■ Exercise brief: Starting at the line that contains "Give me the", quote each line exactly through the last line of the entries, both included.

■ Records for the exercise:
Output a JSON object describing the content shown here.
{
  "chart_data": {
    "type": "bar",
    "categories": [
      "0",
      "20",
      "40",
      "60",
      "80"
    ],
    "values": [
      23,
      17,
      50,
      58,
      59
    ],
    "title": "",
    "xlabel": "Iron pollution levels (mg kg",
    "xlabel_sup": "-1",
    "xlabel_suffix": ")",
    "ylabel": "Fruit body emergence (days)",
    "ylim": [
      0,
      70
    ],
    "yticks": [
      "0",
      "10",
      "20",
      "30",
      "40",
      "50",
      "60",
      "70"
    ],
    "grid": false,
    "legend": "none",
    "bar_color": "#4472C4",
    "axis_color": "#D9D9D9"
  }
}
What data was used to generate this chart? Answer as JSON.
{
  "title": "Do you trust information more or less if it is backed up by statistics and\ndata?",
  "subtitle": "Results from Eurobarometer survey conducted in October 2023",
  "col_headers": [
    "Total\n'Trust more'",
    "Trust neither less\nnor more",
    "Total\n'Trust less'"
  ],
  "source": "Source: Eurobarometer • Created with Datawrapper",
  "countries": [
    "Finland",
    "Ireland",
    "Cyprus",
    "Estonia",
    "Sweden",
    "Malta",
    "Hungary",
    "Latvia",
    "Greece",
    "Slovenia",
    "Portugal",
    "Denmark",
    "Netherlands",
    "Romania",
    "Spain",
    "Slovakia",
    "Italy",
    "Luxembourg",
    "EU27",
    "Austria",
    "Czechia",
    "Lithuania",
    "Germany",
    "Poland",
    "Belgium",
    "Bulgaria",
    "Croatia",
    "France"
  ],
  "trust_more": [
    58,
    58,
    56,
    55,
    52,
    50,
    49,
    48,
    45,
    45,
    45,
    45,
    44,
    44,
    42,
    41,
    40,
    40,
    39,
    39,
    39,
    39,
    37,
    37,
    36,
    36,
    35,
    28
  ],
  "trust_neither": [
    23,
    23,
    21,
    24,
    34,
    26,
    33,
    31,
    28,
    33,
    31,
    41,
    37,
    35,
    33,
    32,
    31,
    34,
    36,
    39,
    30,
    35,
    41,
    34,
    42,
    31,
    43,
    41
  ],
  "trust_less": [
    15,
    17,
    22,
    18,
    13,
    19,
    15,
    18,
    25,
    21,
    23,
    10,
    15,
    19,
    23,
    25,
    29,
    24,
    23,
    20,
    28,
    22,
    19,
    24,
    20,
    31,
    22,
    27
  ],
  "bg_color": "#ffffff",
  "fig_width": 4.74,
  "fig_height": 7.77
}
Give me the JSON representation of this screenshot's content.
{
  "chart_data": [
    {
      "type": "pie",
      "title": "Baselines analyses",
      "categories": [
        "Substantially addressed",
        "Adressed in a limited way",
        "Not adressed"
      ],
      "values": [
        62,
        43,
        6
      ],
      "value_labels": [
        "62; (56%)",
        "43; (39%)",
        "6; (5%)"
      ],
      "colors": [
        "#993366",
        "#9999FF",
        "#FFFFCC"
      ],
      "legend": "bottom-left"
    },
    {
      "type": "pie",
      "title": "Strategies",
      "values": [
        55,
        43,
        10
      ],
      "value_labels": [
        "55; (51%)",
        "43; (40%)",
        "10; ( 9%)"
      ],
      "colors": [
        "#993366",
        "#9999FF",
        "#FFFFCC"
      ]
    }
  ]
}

■ Task solution:
Give me the JSON representation of this screenshot's content.
{
  "chart_data": [
    {
      "type": "pie",
      "title": "Baselines analyses",
      "categories": [
        "Substantially addressed",
        "Adressed in a limited way",
        "Not adressed"
      ],
      "values": [
        62,
        43,
        6
      ],
      "value_labels": [
        "62; (56%)",
        "43; (39%)",
        "6; (5%)"
      ],
      "colors": [
        "#993366",
        "#9999FF",
        "#FFFFCC"
      ],
      "legend": "bottom-left"
    },
    {
      "type": "pie",
      "title": "Strategies",
      "values": [
        55,
        43,
        10
      ],
      "value_labels": [
        "55; (51%)",
        "43; (40%)",
        "10; ( 9%)"
      ],
      "colors": [
        "#993366",
        "#9999FF",
        "#FFFFCC"
      ]
    }
  ]
}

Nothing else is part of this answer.